--- BEGIN Data for this exercise ---
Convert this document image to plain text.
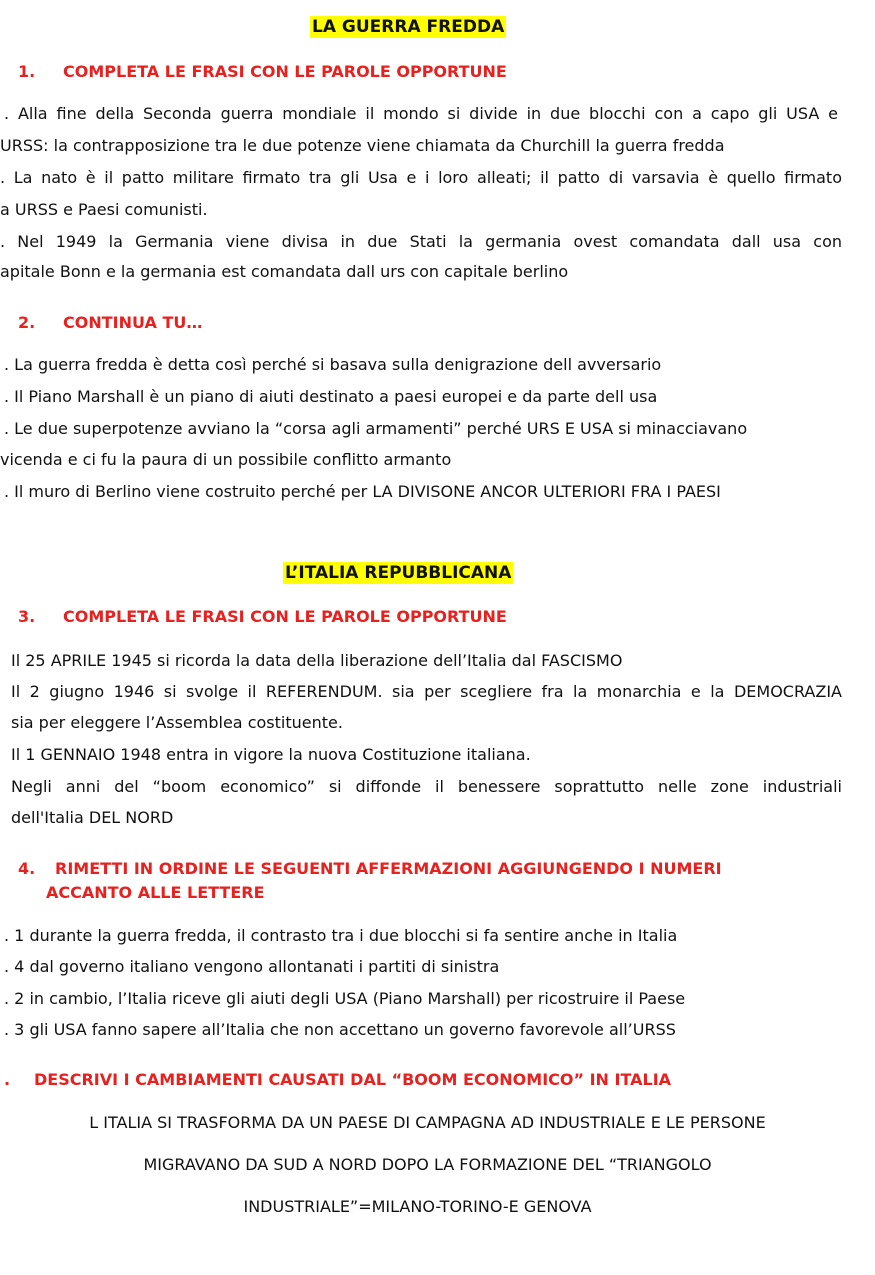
LA GUERRA FREDDA
1. COMPLETA LE FRASI CON LE PAROLE OPPORTUNE
. Alla fine della Seconda guerra mondiale il mondo si divide in due blocchi con a capo gli USA e
URSS: la contrapposizione tra le due potenze viene chiamata da Churchill la guerra fredda
. La nato è il patto militare firmato tra gli Usa e i loro alleati; il patto di varsavia è quello firmato
a URSS e Paesi comunisti.
. Nel 1949 la Germania viene divisa in due Stati la germania ovest comandata dall usa con
apitale Bonn e la germania est comandata dall urs con capitale berlino
2. CONTINUA TU…
. La guerra fredda è detta così perché si basava sulla denigrazione dell avversario
. Il Piano Marshall è un piano di aiuti destinato a paesi europei e da parte dell usa
. Le due superpotenze avviano la “corsa agli armamenti” perché URS E USA si minacciavano
vicenda e ci fu la paura di un possibile conflitto armanto
. Il muro di Berlino viene costruito perché per LA DIVISONE ANCOR ULTERIORI FRA I PAESI
L’ITALIA REPUBBLICANA
3. COMPLETA LE FRASI CON LE PAROLE OPPORTUNE
Il 25 APRILE 1945 si ricorda la data della liberazione dell’Italia dal FASCISMO
Il 2 giugno 1946 si svolge il REFERENDUM. sia per scegliere fra la monarchia e la DEMOCRAZIA
sia per eleggere l’Assemblea costituente.
Il 1 GENNAIO 1948 entra in vigore la nuova Costituzione italiana.
Negli anni del “boom economico” si diffonde il benessere soprattutto nelle zone industriali
dell'Italia DEL NORD
4. RIMETTI IN ORDINE LE SEGUENTI AFFERMAZIONI AGGIUNGENDO I NUMERI
ACCANTO ALLE LETTERE
. 1 durante la guerra fredda, il contrasto tra i due blocchi si fa sentire anche in Italia
. 4 dal governo italiano vengono allontanati i partiti di sinistra
. 2 in cambio, l’Italia riceve gli aiuti degli USA (Piano Marshall) per ricostruire il Paese
. 3 gli USA fanno sapere all’Italia che non accettano un governo favorevole all’URSS
. DESCRIVI I CAMBIAMENTI CAUSATI DAL “BOOM ECONOMICO” IN ITALIA
L ITALIA SI TRASFORMA DA UN PAESE DI CAMPAGNA AD INDUSTRIALE E LE PERSONE
MIGRAVANO DA SUD A NORD DOPO LA FORMAZIONE DEL “TRIANGOLO
INDUSTRIALE”=MILANO-TORINO-E GENOVA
--- END Data for this exercise ---
Transcribe every line in the entries above, taking out only the images.

Convert this document image to plain text.
LA GUERRA FREDDA
1. COMPLETA LE FRASI CON LE PAROLE OPPORTUNE
. Alla fine della Seconda guerra mondiale il mondo si divide in due blocchi con a capo gli USA e
URSS: la contrapposizione tra le due potenze viene chiamata da Churchill la guerra fredda
. La nato è il patto militare firmato tra gli Usa e i loro alleati; il patto di varsavia è quello firmato
a URSS e Paesi comunisti.
. Nel 1949 la Germania viene divisa in due Stati la germania ovest comandata dall usa con
apitale Bonn e la germania est comandata dall urs con capitale berlino
2. CONTINUA TU…
. La guerra fredda è detta così perché si basava sulla denigrazione dell avversario
. Il Piano Marshall è un piano di aiuti destinato a paesi europei e da parte dell usa
. Le due superpotenze avviano la “corsa agli armamenti” perché URS E USA si minacciavano
vicenda e ci fu la paura di un possibile conflitto armanto
. Il muro di Berlino viene costruito perché per LA DIVISONE ANCOR ULTERIORI FRA I PAESI
L’ITALIA REPUBBLICANA
3. COMPLETA LE FRASI CON LE PAROLE OPPORTUNE
Il 25 APRILE 1945 si ricorda la data della liberazione dell’Italia dal FASCISMO
Il 2 giugno 1946 si svolge il REFERENDUM. sia per scegliere fra la monarchia e la DEMOCRAZIA
sia per eleggere l’Assemblea costituente.
Il 1 GENNAIO 1948 entra in vigore la nuova Costituzione italiana.
Negli anni del “boom economico” si diffonde il benessere soprattutto nelle zone industriali
dell'Italia DEL NORD
4. RIMETTI IN ORDINE LE SEGUENTI AFFERMAZIONI AGGIUNGENDO I NUMERI
ACCANTO ALLE LETTERE
. 1 durante la guerra fredda, il contrasto tra i due blocchi si fa sentire anche in Italia
. 4 dal governo italiano vengono allontanati i partiti di sinistra
. 2 in cambio, l’Italia riceve gli aiuti degli USA (Piano Marshall) per ricostruire il Paese
. 3 gli USA fanno sapere all’Italia che non accettano un governo favorevole all’URSS
. DESCRIVI I CAMBIAMENTI CAUSATI DAL “BOOM ECONOMICO” IN ITALIA
L ITALIA SI TRASFORMA DA UN PAESE DI CAMPAGNA AD INDUSTRIALE E LE PERSONE
MIGRAVANO DA SUD A NORD DOPO LA FORMAZIONE DEL “TRIANGOLO
INDUSTRIALE”=MILANO-TORINO-E GENOVA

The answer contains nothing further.